Of the lines in the data below, count the ones holding the string "circle", and answer with that number only.

───

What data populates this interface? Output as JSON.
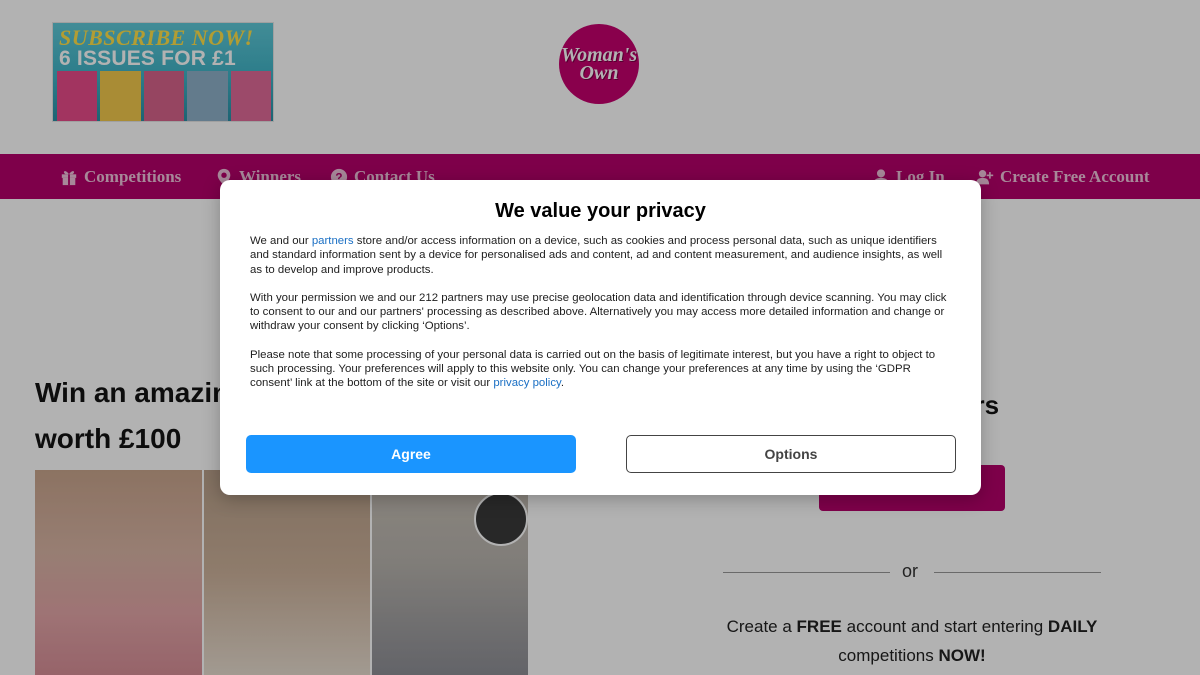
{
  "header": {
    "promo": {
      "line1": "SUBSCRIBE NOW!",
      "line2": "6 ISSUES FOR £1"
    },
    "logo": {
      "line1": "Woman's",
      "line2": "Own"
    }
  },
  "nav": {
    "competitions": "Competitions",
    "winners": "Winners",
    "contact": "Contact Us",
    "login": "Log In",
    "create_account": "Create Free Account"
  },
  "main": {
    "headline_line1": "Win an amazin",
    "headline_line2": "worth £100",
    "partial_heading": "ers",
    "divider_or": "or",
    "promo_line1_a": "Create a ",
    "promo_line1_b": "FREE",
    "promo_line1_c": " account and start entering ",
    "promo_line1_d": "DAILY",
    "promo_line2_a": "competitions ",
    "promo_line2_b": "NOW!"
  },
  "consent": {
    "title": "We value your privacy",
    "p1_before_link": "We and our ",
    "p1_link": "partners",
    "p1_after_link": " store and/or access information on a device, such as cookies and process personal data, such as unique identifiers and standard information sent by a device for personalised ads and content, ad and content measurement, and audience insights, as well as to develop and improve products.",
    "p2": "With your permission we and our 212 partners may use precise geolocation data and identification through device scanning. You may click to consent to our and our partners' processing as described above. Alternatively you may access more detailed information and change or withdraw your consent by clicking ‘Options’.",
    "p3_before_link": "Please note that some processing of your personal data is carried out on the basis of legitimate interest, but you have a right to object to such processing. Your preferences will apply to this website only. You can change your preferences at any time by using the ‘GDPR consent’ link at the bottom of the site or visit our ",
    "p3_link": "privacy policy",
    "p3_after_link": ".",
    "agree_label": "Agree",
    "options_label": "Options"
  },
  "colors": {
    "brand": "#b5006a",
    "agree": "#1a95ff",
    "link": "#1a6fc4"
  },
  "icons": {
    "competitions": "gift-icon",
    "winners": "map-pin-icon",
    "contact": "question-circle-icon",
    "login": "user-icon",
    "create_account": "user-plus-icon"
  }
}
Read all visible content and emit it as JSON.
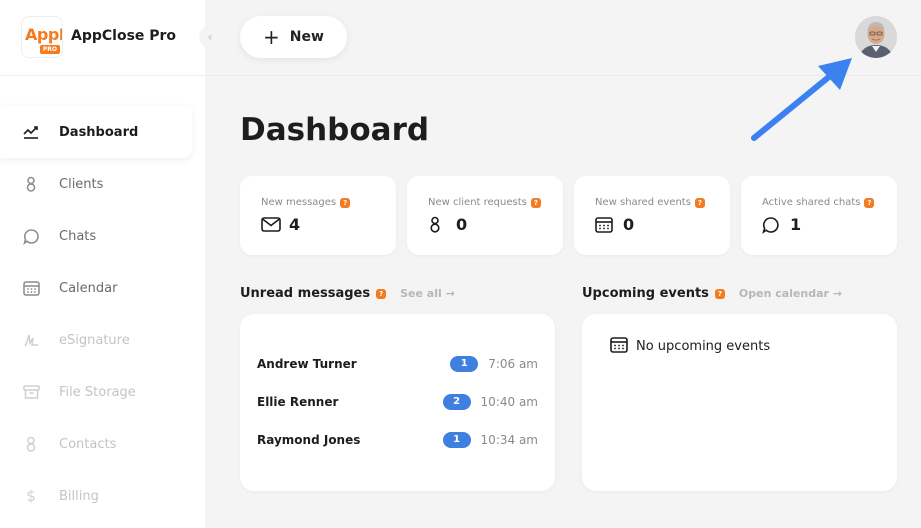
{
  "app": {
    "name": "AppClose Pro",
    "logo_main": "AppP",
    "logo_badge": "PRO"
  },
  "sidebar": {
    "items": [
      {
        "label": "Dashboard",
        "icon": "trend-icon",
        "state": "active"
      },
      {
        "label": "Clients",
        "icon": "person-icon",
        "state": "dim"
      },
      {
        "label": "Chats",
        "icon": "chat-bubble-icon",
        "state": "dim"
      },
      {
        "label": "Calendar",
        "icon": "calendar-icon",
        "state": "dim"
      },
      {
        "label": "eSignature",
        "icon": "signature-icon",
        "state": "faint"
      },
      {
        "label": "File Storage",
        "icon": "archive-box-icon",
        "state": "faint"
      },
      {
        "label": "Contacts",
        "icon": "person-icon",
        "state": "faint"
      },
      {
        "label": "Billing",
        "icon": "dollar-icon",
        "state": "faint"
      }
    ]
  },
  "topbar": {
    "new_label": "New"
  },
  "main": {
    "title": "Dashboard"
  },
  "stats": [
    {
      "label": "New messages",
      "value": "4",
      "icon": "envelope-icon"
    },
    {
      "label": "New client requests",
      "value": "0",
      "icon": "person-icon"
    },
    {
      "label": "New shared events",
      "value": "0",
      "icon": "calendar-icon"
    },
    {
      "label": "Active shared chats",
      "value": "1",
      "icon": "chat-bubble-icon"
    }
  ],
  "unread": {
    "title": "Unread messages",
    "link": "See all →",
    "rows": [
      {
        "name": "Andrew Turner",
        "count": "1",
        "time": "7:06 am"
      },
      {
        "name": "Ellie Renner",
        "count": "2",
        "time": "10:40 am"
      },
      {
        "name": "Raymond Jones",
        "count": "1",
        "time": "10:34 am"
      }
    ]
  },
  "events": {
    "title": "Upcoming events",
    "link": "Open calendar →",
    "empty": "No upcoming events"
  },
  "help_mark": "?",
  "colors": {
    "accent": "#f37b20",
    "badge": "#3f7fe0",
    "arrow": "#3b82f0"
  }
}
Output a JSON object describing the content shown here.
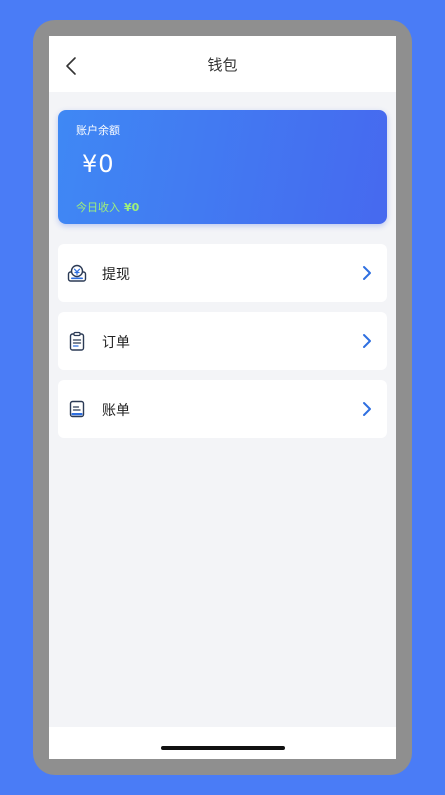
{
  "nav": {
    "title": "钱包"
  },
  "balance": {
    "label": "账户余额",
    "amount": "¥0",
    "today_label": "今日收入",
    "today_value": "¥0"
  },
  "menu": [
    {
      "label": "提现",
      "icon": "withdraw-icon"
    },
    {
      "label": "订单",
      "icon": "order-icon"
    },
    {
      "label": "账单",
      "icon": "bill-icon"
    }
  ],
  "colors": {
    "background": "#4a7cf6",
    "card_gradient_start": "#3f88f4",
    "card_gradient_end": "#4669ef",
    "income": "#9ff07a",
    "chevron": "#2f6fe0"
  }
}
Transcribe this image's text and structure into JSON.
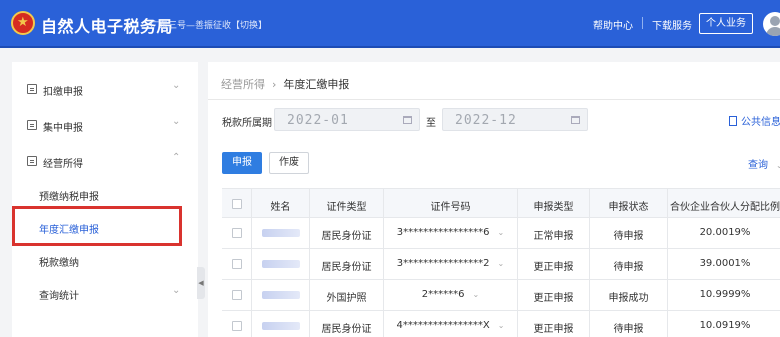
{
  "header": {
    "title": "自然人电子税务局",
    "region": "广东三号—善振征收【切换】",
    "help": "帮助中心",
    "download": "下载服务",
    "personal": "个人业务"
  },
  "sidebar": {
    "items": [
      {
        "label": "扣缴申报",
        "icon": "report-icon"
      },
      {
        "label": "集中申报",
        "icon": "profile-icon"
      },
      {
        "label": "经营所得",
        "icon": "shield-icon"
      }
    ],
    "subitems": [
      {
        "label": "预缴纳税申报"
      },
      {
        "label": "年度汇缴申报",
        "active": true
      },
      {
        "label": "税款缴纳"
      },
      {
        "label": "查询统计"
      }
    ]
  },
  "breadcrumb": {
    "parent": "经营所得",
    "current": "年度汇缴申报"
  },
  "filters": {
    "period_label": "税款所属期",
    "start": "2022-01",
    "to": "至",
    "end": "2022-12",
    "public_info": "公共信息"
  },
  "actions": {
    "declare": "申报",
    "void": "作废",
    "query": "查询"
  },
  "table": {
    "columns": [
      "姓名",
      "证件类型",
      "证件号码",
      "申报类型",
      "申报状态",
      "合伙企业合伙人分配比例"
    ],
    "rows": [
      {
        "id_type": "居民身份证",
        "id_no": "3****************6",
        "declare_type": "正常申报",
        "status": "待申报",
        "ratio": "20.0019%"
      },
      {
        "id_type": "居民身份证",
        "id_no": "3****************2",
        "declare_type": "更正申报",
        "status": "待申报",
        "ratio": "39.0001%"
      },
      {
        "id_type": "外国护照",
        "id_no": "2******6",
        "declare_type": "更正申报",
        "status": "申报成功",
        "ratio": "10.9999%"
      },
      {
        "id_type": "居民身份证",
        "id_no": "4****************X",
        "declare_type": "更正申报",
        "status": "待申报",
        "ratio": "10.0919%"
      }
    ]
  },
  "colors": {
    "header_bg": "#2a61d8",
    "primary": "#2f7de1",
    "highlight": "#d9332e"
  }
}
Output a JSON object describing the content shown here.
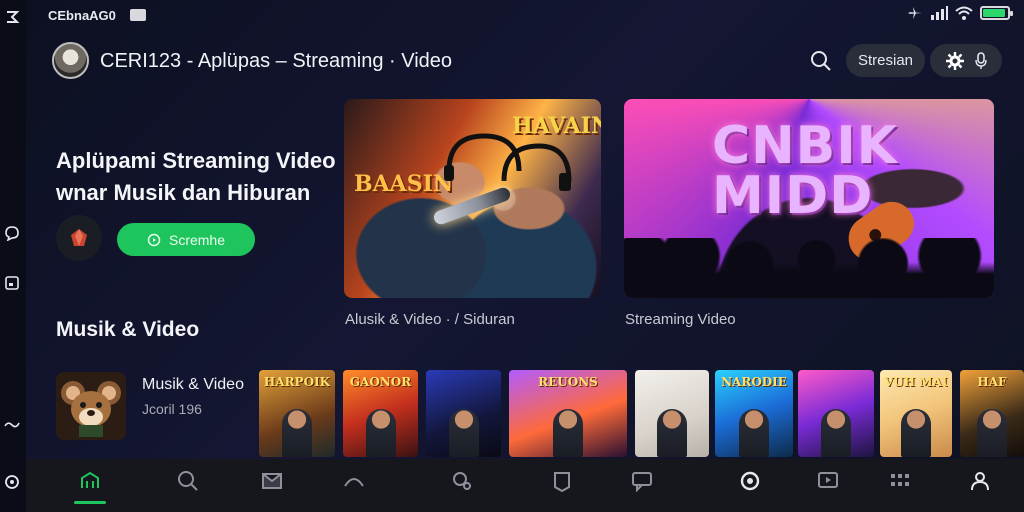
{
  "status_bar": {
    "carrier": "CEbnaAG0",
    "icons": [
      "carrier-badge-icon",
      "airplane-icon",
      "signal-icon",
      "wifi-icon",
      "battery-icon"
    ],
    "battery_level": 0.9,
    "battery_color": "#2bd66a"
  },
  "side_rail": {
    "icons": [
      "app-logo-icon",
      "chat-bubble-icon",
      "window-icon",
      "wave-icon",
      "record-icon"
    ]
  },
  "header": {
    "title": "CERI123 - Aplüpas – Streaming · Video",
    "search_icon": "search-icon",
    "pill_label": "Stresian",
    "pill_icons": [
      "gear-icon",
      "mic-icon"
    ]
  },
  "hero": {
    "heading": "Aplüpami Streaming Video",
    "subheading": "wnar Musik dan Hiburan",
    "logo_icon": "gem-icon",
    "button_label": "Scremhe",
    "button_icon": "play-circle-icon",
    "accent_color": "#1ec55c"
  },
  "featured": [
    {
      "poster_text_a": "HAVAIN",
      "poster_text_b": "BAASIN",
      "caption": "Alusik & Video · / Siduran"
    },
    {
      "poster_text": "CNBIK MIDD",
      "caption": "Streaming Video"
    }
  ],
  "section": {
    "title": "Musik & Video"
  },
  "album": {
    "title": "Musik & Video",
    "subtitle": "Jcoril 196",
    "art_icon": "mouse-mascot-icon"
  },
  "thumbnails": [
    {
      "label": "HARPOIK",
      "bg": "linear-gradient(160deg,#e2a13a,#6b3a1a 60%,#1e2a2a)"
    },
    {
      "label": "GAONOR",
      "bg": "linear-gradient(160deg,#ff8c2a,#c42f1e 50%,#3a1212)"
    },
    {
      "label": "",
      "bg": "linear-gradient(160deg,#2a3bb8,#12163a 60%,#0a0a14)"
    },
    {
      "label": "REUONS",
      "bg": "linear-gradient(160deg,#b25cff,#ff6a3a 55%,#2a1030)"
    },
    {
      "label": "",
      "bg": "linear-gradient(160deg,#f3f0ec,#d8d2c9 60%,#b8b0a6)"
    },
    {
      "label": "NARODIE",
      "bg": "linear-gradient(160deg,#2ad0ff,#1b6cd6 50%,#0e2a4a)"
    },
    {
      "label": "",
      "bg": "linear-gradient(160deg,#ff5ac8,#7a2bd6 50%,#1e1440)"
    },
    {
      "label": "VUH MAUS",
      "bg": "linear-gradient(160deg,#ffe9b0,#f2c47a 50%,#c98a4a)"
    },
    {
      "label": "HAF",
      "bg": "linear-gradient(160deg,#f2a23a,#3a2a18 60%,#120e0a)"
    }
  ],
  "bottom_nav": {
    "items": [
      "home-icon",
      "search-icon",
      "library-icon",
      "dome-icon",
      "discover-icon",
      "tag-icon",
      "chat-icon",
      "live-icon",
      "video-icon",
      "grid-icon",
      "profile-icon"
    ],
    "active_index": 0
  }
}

───

Result of this exercise => 2